◆ **Work to complete**:
Copy word for word every line between the line that contains "264, 353, 280]" and the line that contains "510, 106, 528]", including both of those lines.

(Image element box records)
^^^^^^^^

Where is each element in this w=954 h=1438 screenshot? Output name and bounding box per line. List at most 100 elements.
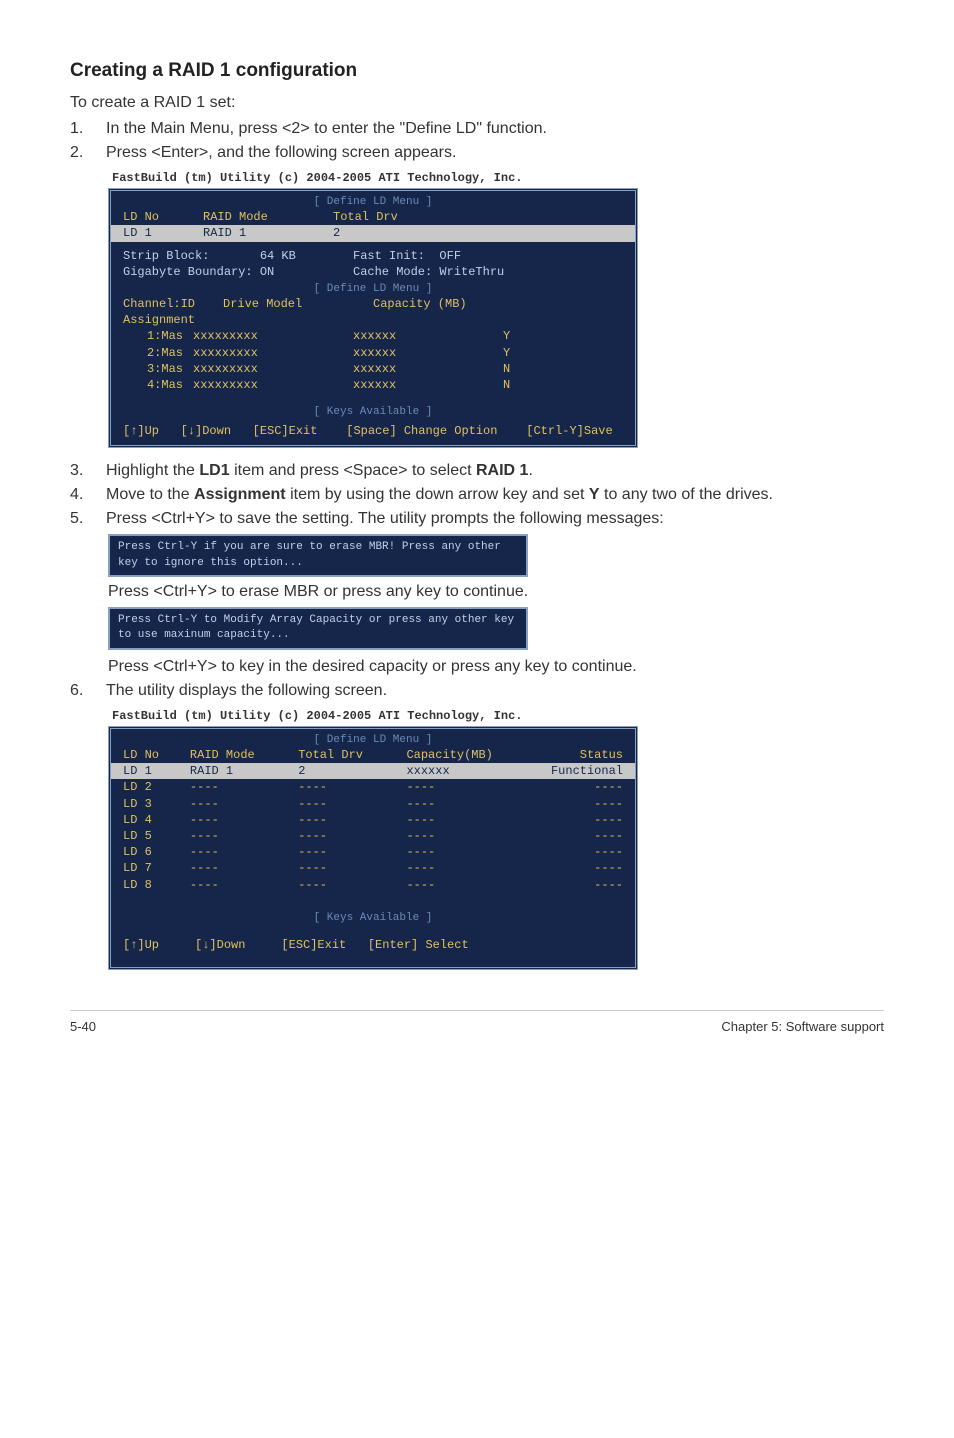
gigabyte-boundary: Gigabyte Boundary: ON	[123, 264, 353, 280]
drv: ----	[298, 877, 406, 893]
capacity: ----	[406, 860, 534, 876]
ld-label: LD 2	[123, 779, 190, 795]
drive-row: 3:Mas xxxxxxxxx xxxxxx N	[111, 361, 635, 377]
terminal-define-ld: FastBuild (tm) Utility (c) 2004-2005 ATI…	[108, 168, 638, 448]
selected-row[interactable]: LD 1 RAID 1 2 xxxxxx Functional	[111, 763, 635, 779]
section-label: [ Keys Available ]	[111, 405, 635, 419]
status: ----	[534, 796, 623, 812]
mode: ----	[190, 812, 298, 828]
sel-capacity: xxxxxx	[406, 763, 534, 779]
capacity: ----	[406, 812, 534, 828]
ld-row: LD 7 ---- ---- ---- ----	[111, 860, 635, 876]
hdr-model: Drive Model	[223, 296, 373, 312]
mode: ----	[190, 877, 298, 893]
step-number: 4.	[70, 486, 106, 504]
assignment-label: Assignment	[111, 312, 635, 328]
mode: ----	[190, 828, 298, 844]
model: xxxxxxxxx	[193, 361, 353, 377]
ld-row: LD 2 ---- ---- ---- ----	[111, 779, 635, 795]
model: xxxxxxxxx	[193, 377, 353, 393]
drive-row: 2:Mas xxxxxxxxx xxxxxx Y	[111, 345, 635, 361]
status: ----	[534, 812, 623, 828]
drv: ----	[298, 844, 406, 860]
drv: ----	[298, 796, 406, 812]
sel-ld: LD 1	[123, 763, 190, 779]
capacity: ----	[406, 877, 534, 893]
drive-row: 1:Mas xxxxxxxxx xxxxxx Y	[111, 328, 635, 344]
step-2: 2. Press <Enter>, and the following scre…	[70, 144, 884, 162]
capacity: ----	[406, 796, 534, 812]
sel-ld: LD 1	[123, 225, 203, 241]
prompt-erase-mbr: Press Ctrl-Y if you are sure to erase MB…	[108, 534, 528, 577]
ld-label: LD 6	[123, 844, 190, 860]
table-header-row: Channel:ID Drive Model Capacity (MB)	[111, 296, 635, 312]
keys-available: [↑]Up [↓]Down [ESC]Exit [Enter] Select	[111, 933, 635, 957]
ld-label: LD 3	[123, 796, 190, 812]
model: xxxxxxxxx	[193, 328, 353, 344]
capacity: xxxxxx	[353, 361, 503, 377]
step-number: 5.	[70, 510, 106, 528]
selected-row[interactable]: LD 1 RAID 1 2	[111, 225, 635, 241]
channel: 3:Mas	[123, 361, 183, 377]
capacity: ----	[406, 779, 534, 795]
sel-mode: RAID 1	[190, 763, 298, 779]
instruction-text: Press <Ctrl+Y> to key in the desired cap…	[108, 658, 884, 676]
step-text: Highlight the LD1 item and press <Space>…	[106, 462, 884, 480]
assignment: N	[503, 377, 510, 393]
ld-row: LD 6 ---- ---- ---- ----	[111, 844, 635, 860]
section-heading: Creating a RAID 1 configuration	[70, 60, 884, 82]
section-label: [ Keys Available ]	[111, 911, 635, 925]
step-number: 6.	[70, 682, 106, 700]
hdr-ldno: LD No	[123, 747, 190, 763]
capacity: ----	[406, 828, 534, 844]
hdr-ldno: LD No	[123, 209, 203, 225]
cache-mode: Cache Mode: WriteThru	[353, 264, 504, 280]
assignment: N	[503, 361, 510, 377]
drv: ----	[298, 779, 406, 795]
strip-block: Strip Block: 64 KB	[123, 248, 353, 264]
hdr-mode: RAID Mode	[190, 747, 298, 763]
page-number: 5-40	[70, 1019, 96, 1034]
status: ----	[534, 860, 623, 876]
step-5: 5. Press <Ctrl+Y> to save the setting. T…	[70, 510, 884, 528]
status: ----	[534, 844, 623, 860]
drive-row: 4:Mas xxxxxxxxx xxxxxx N	[111, 377, 635, 393]
instruction-text: Press <Ctrl+Y> to erase MBR or press any…	[108, 583, 884, 601]
hdr-mode: RAID Mode	[203, 209, 333, 225]
step-1: 1. In the Main Menu, press <2> to enter …	[70, 120, 884, 138]
section-label: [ Define LD Menu ]	[111, 282, 635, 296]
drv: ----	[298, 828, 406, 844]
step-number: 3.	[70, 462, 106, 480]
channel: 2:Mas	[123, 345, 183, 361]
model: xxxxxxxxx	[193, 345, 353, 361]
intro-text: To create a RAID 1 set:	[70, 94, 884, 112]
hdr-capacity: Capacity (MB)	[373, 296, 493, 312]
channel: 4:Mas	[123, 377, 183, 393]
mode: ----	[190, 779, 298, 795]
terminal-title: FastBuild (tm) Utility (c) 2004-2005 ATI…	[108, 706, 638, 726]
status: ----	[534, 828, 623, 844]
option-row: Strip Block: 64 KB Fast Init: OFF	[111, 248, 635, 264]
step-text: Press <Enter>, and the following screen …	[106, 144, 884, 162]
drv: ----	[298, 812, 406, 828]
step-3: 3. Highlight the LD1 item and press <Spa…	[70, 462, 884, 480]
prompt-modify-capacity: Press Ctrl-Y to Modify Array Capacity or…	[108, 607, 528, 650]
status: ----	[534, 779, 623, 795]
ld-row: LD 3 ---- ---- ---- ----	[111, 796, 635, 812]
option-row: Gigabyte Boundary: ON Cache Mode: WriteT…	[111, 264, 635, 280]
sel-drv: 2	[298, 763, 406, 779]
channel: 1:Mas	[123, 328, 183, 344]
hdr-channel: Channel:ID	[123, 296, 223, 312]
assignment: Y	[503, 328, 510, 344]
step-text: Move to the Assignment item by using the…	[106, 486, 884, 504]
terminal-title: FastBuild (tm) Utility (c) 2004-2005 ATI…	[108, 168, 638, 188]
ld-row: LD 8 ---- ---- ---- ----	[111, 877, 635, 893]
ld-row: LD 5 ---- ---- ---- ----	[111, 828, 635, 844]
hdr-drv: Total Drv	[298, 747, 406, 763]
mode: ----	[190, 844, 298, 860]
capacity: xxxxxx	[353, 328, 503, 344]
fast-init: Fast Init: OFF	[353, 248, 461, 264]
ld-label: LD 8	[123, 877, 190, 893]
section-label: [ Define LD Menu ]	[111, 733, 635, 747]
step-6: 6. The utility displays the following sc…	[70, 682, 884, 700]
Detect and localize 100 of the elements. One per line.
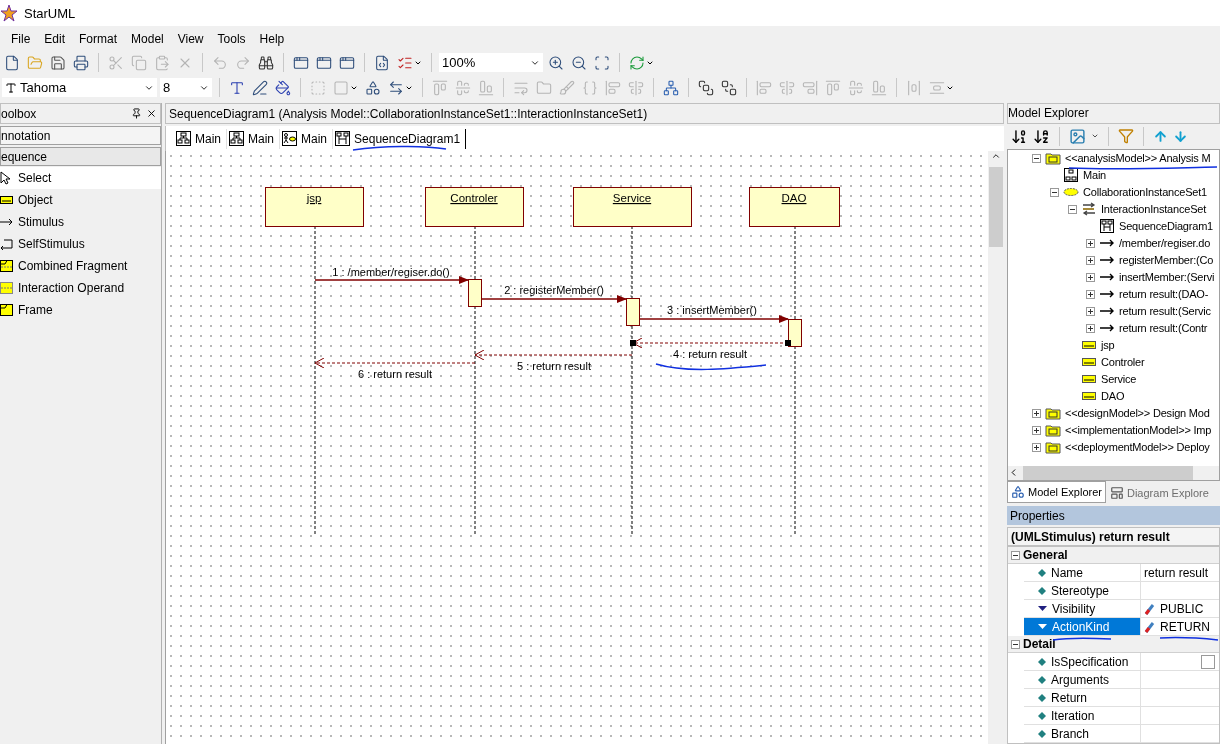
tree-item[interactable]: return result:(Servic — [1119, 305, 1211, 318]
vertical-scrollbar[interactable] — [988, 151, 1004, 744]
send-back-icon[interactable] — [721, 79, 737, 96]
move-down-icon[interactable] — [1173, 128, 1188, 144]
expand-toggle[interactable] — [1086, 255, 1095, 265]
expand-toggle[interactable] — [1086, 272, 1095, 282]
property-value[interactable]: RETURN — [1160, 619, 1210, 634]
tree-item[interactable]: <<implementationModel>> Imp — [1065, 424, 1212, 437]
menu-item[interactable]: Tools — [210, 32, 253, 46]
window-icon[interactable] — [339, 54, 355, 71]
scroll-up-icon[interactable] — [991, 151, 1001, 161]
explorer-tab[interactable]: Model Explorer — [1007, 480, 1106, 503]
tree-item[interactable]: <<analysisModel>> Analysis M — [1065, 152, 1211, 165]
expand-toggle[interactable] — [1032, 408, 1041, 418]
zoom-in-icon[interactable] — [548, 54, 564, 71]
scroll-thumb[interactable] — [1023, 465, 1193, 480]
collapse-toggle[interactable] — [1050, 187, 1059, 197]
line-style-icon[interactable] — [388, 79, 404, 96]
close-icon[interactable] — [146, 108, 157, 119]
menu-item[interactable]: File — [4, 32, 38, 46]
toolbox-item[interactable]: Select — [0, 167, 161, 189]
tree-item[interactable]: InteractionInstanceSet — [1101, 203, 1207, 216]
expand-toggle[interactable] — [1086, 323, 1095, 333]
toolbox-label: Interaction Operand — [18, 281, 125, 295]
toolbox-item[interactable]: Stimulus — [0, 211, 161, 233]
document-icon[interactable] — [374, 54, 390, 71]
toolbox-label: Object — [18, 193, 53, 207]
collapse-toggle[interactable] — [1068, 204, 1077, 214]
message-label: 5 : return result — [517, 360, 591, 372]
tree-item[interactable]: Controler — [1101, 356, 1145, 369]
expand-toggle[interactable] — [1032, 425, 1041, 435]
tree-item[interactable]: <<deploymentModel>> Deploy — [1065, 441, 1210, 454]
fit-icon[interactable] — [594, 54, 610, 71]
picture-icon[interactable] — [1069, 127, 1086, 145]
pin-icon[interactable] — [131, 108, 142, 119]
toolbox-section[interactable]: nnotation — [0, 126, 161, 145]
expand-toggle[interactable] — [1086, 306, 1095, 316]
property-value[interactable]: return result — [1144, 565, 1209, 580]
toolbox-item[interactable]: Combined Fragment — [0, 255, 161, 277]
scroll-thumb[interactable] — [989, 167, 1003, 247]
diagram-tab[interactable]: Main — [280, 128, 334, 149]
pen-icon[interactable] — [252, 79, 268, 96]
tree-icon[interactable] — [663, 79, 679, 96]
menu-item[interactable]: View — [170, 32, 211, 46]
toolbox-item[interactable]: Frame — [0, 299, 161, 321]
expand-toggle[interactable] — [1086, 289, 1095, 299]
tree-item[interactable]: Main — [1083, 169, 1107, 182]
expand-toggle[interactable] — [1086, 238, 1095, 248]
diagram-tab[interactable]: SequenceDiagram1 — [333, 128, 467, 149]
menu-item[interactable]: Edit — [37, 32, 73, 46]
tree-item[interactable]: DAO — [1101, 390, 1125, 403]
tree-item[interactable]: insertMember:(Servi — [1119, 271, 1215, 284]
checkbox[interactable] — [1201, 654, 1215, 669]
filter-icon[interactable] — [1118, 128, 1134, 145]
toolbox-item[interactable]: Object — [0, 189, 161, 211]
zoom-combo[interactable]: 100% — [439, 53, 543, 72]
tree-item[interactable]: SequenceDiagram1 — [1119, 220, 1214, 233]
menu-item[interactable]: Model — [124, 32, 171, 46]
expand-toggle[interactable] — [1032, 442, 1041, 452]
sort-alpha-icon[interactable] — [1033, 127, 1050, 145]
window-icon[interactable] — [293, 54, 309, 71]
tree-item[interactable]: CollaborationInstanceSet1 — [1083, 186, 1208, 199]
size-combo[interactable]: 8 — [160, 78, 212, 97]
tree-item[interactable]: <<designModel>> Design Mod — [1065, 407, 1210, 420]
collapse-toggle[interactable] — [1011, 550, 1020, 560]
paint-bucket-icon[interactable] — [275, 79, 291, 96]
tree-item[interactable]: return result:(Contr — [1119, 322, 1208, 335]
menu-item[interactable]: Format — [72, 32, 125, 46]
collapse-toggle[interactable] — [1011, 639, 1020, 649]
binoculars-icon[interactable] — [258, 54, 274, 71]
shapes-icon[interactable] — [365, 79, 381, 96]
move-up-icon[interactable] — [1153, 128, 1168, 144]
diagram-canvas[interactable]: jsp Controler Service DAO 1 : /member/regiser.do() 2 : registerMember() 3 : insertMember() 4 : return result 5 : return result 6 : return result — [165, 151, 1004, 744]
toolbox-item[interactable]: SelfStimulus — [0, 233, 161, 255]
tree-item[interactable]: registerMember:(Co — [1119, 254, 1214, 267]
triangle-icon — [1038, 623, 1047, 630]
save-icon[interactable] — [50, 54, 66, 71]
tree-item[interactable]: jsp — [1101, 339, 1115, 352]
explorer-tab[interactable]: Diagram Explore — [1107, 482, 1212, 503]
menu-item[interactable]: Help — [252, 32, 292, 46]
group-label: General — [1023, 548, 1068, 562]
window-icon[interactable] — [316, 54, 332, 71]
tree-item[interactable]: Service — [1101, 373, 1137, 386]
tree-item[interactable]: /member/regiser.do — [1119, 237, 1211, 250]
bring-front-icon[interactable] — [698, 79, 714, 96]
printer-icon[interactable] — [73, 54, 89, 71]
diagram-tab[interactable]: Main — [174, 128, 227, 149]
toolbox-section[interactable]: equence — [0, 147, 161, 166]
horizontal-scrollbar[interactable] — [1008, 465, 1219, 480]
diagram-tab[interactable]: Main — [227, 128, 281, 149]
zoom-out-icon[interactable] — [571, 54, 587, 71]
toolbox-item[interactable]: Interaction Operand — [0, 277, 161, 299]
tree-item[interactable]: return result:(DAO- — [1119, 288, 1209, 301]
new-file-icon[interactable] — [4, 54, 20, 71]
property-value[interactable]: PUBLIC — [1160, 601, 1204, 616]
font-color-icon[interactable] — [229, 79, 245, 96]
font-combo[interactable]: Tahoma — [2, 78, 157, 97]
panel-title: Model Explorer — [1008, 106, 1089, 121]
sort-numeric-icon[interactable] — [1011, 127, 1028, 145]
collapse-toggle[interactable] — [1032, 153, 1041, 163]
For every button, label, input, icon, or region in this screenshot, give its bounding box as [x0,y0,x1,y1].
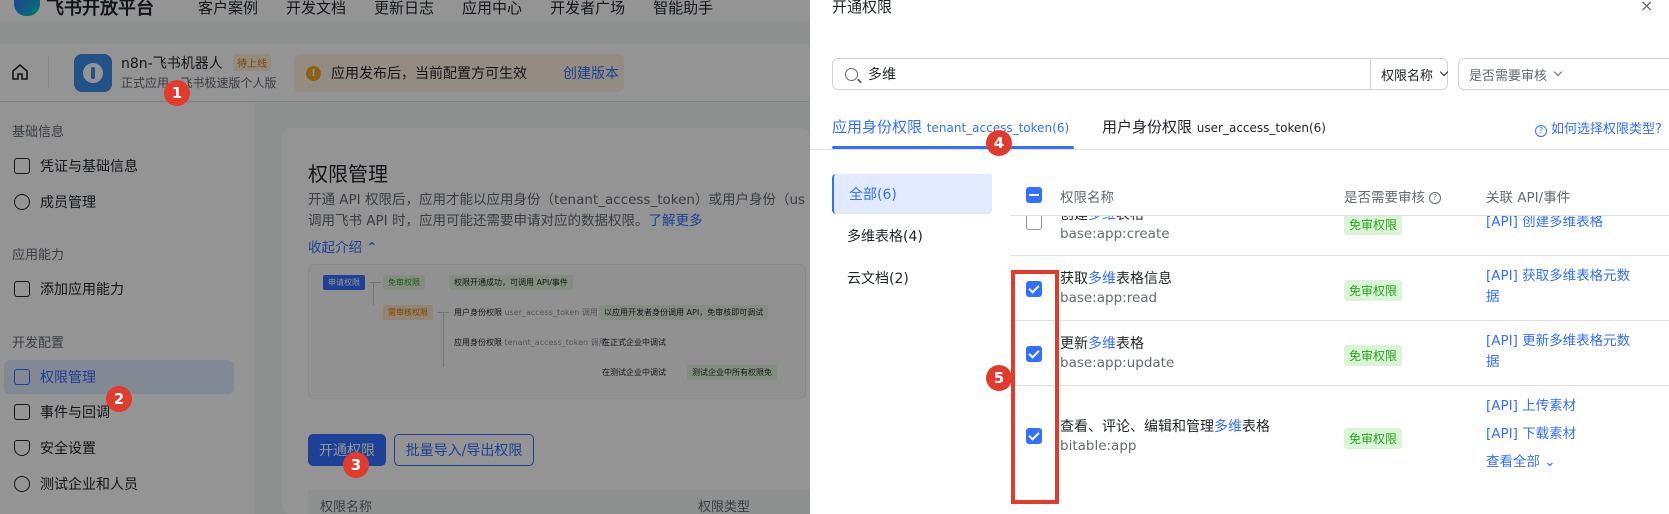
permission-name: 查看、评论、编辑和管理多维表格 [1060,419,1270,435]
category-all[interactable]: 全部(6) [832,174,992,214]
review-tag: 免审权限 [1344,428,1403,449]
select-placeholder: 是否需要审核 [1469,68,1548,84]
open-permission-drawer: 开通权限 × 多维 权限名称 是否需要审核 应用身份权限 tenant_acce… [810,0,1669,514]
column-header: 权限名称 [1060,190,1114,206]
annotation-marker-3: 3 [343,452,369,478]
help-icon[interactable]: ? [1429,192,1441,204]
active-tab-indicator [832,146,1074,149]
related-api-link[interactable]: [API] 下载素材 [1486,424,1576,445]
help-icon: ? [1535,125,1547,137]
select-all-checkbox[interactable] [1026,187,1042,203]
category-list: 全部(6) 多维表格(4) 云文档(2) [832,174,992,300]
table-row[interactable]: 查看、评论、编辑和管理多维表格 bitable:app 免审权限 [API] 上… [1010,386,1669,514]
annotation-marker-4: 4 [986,130,1012,156]
select-value: 权限名称 [1381,68,1434,84]
search-scope-select[interactable]: 权限名称 [1370,59,1449,89]
review-tag: 免审权限 [1344,280,1403,301]
tab-user-identity[interactable]: 用户身份权限 user_access_token(6) [1102,116,1326,137]
row-checkbox[interactable] [1026,214,1042,230]
search-icon [845,67,858,81]
permission-name: 更新多维表格 [1060,336,1144,352]
chevron-down-icon [1439,67,1449,77]
close-icon[interactable]: × [1640,0,1653,15]
drawer-title: 开通权限 [832,0,893,16]
permission-name: 获取多维表格信息 [1060,271,1172,287]
search-field[interactable]: 多维 权限名称 [832,58,1449,90]
search-input[interactable]: 多维 [868,64,896,84]
related-api-link[interactable]: [API] 获取多维表格元数据 [1486,266,1630,308]
permission-code: bitable:app [1060,438,1137,454]
permission-code: base:app:update [1060,355,1175,371]
column-header: 关联 API/事件 [1486,190,1571,206]
permission-code: base:app:read [1060,290,1158,306]
permission-code: base:app:create [1060,226,1170,242]
related-api-link[interactable]: [API] 上传素材 [1486,396,1576,417]
annotation-marker-1: 1 [164,80,190,106]
view-all-link[interactable]: 查看全部 ⌄ [1486,452,1556,473]
annotation-marker-5: 5 [986,365,1012,391]
related-api-link[interactable]: [API] 更新多维表格元数据 [1486,331,1630,373]
annotation-marker-2: 2 [106,386,132,412]
review-filter-select[interactable]: 是否需要审核 [1458,58,1669,90]
category-docs[interactable]: 云文档(2) [832,258,992,298]
chevron-down-icon [1553,67,1563,77]
tab-app-identity[interactable]: 应用身份权限 tenant_access_token(6) [832,116,1069,137]
permission-table: 创建多维表格 base:app:create 免审权限 [API] 创建多维表格… [1010,174,1669,514]
permission-type-help-link[interactable]: ? 如何选择权限类型? [1535,118,1662,137]
modal-mask[interactable] [0,0,810,514]
identity-tabs: 应用身份权限 tenant_access_token(6) 用户身份权限 use… [810,100,1669,150]
column-header: 是否需要审核? [1344,186,1441,206]
review-tag: 免审权限 [1344,345,1403,366]
category-bitable[interactable]: 多维表格(4) [832,216,992,256]
table-row[interactable]: 更新多维表格 base:app:update 免审权限 [API] 更新多维表格… [1010,321,1669,386]
table-row[interactable]: 获取多维表格信息 base:app:read 免审权限 [API] 获取多维表格… [1010,256,1669,321]
review-tag: 免审权限 [1344,214,1403,235]
annotation-highlight-box [1011,270,1059,504]
table-header: 权限名称 是否需要审核? 关联 API/事件 [1010,174,1669,216]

^^^^^^^^

◆ **Expected output**:
gigabyte-boundary: Gigabyte Boundary: ON	[123, 264, 353, 280]
drv: ----	[298, 877, 406, 893]
capacity: ----	[406, 860, 534, 876]
ld-label: LD 2	[123, 779, 190, 795]
drive-row: 3:Mas xxxxxxxxx xxxxxx N	[111, 361, 635, 377]
terminal-define-ld: FastBuild (tm) Utility (c) 2004-2005 ATI…	[108, 168, 638, 448]
selected-row[interactable]: LD 1 RAID 1 2 xxxxxx Functional	[111, 763, 635, 779]
section-label: [ Keys Available ]	[111, 405, 635, 419]
status: ----	[534, 796, 623, 812]
mode: ----	[190, 812, 298, 828]
sel-capacity: xxxxxx	[406, 763, 534, 779]
capacity: ----	[406, 812, 534, 828]
ld-row: LD 7 ---- ---- ---- ----	[111, 860, 635, 876]
hdr-model: Drive Model	[223, 296, 373, 312]
mode: ----	[190, 877, 298, 893]
step-number: 4.	[70, 486, 106, 504]
assignment-label: Assignment	[111, 312, 635, 328]
mode: ----	[190, 828, 298, 844]
model: xxxxxxxxx	[193, 361, 353, 377]
ld-row: LD 2 ---- ---- ---- ----	[111, 779, 635, 795]
model: xxxxxxxxx	[193, 377, 353, 393]
drive-row: 2:Mas xxxxxxxxx xxxxxx Y	[111, 345, 635, 361]
status: ----	[534, 812, 623, 828]
drv: ----	[298, 844, 406, 860]
drv: ----	[298, 796, 406, 812]
sel-ld: LD 1	[123, 763, 190, 779]
capacity: ----	[406, 877, 534, 893]
drive-row: 1:Mas xxxxxxxxx xxxxxx Y	[111, 328, 635, 344]
step-2: 2. Press <Enter>, and the following scre…	[70, 144, 884, 162]
capacity: ----	[406, 796, 534, 812]
sel-ld: LD 1	[123, 225, 203, 241]
prompt-erase-mbr: Press Ctrl-Y if you are sure to erase MB…	[108, 534, 528, 577]
ld-label: LD 6	[123, 844, 190, 860]
table-header-row: Channel:ID Drive Model Capacity (MB)	[111, 296, 635, 312]
keys-available: [↑]Up [↓]Down [ESC]Exit [Enter] Select	[111, 933, 635, 957]
ld-label: LD 3	[123, 796, 190, 812]
model: xxxxxxxxx	[193, 328, 353, 344]
capacity: xxxxxx	[353, 361, 503, 377]
step-number: 5.	[70, 510, 106, 528]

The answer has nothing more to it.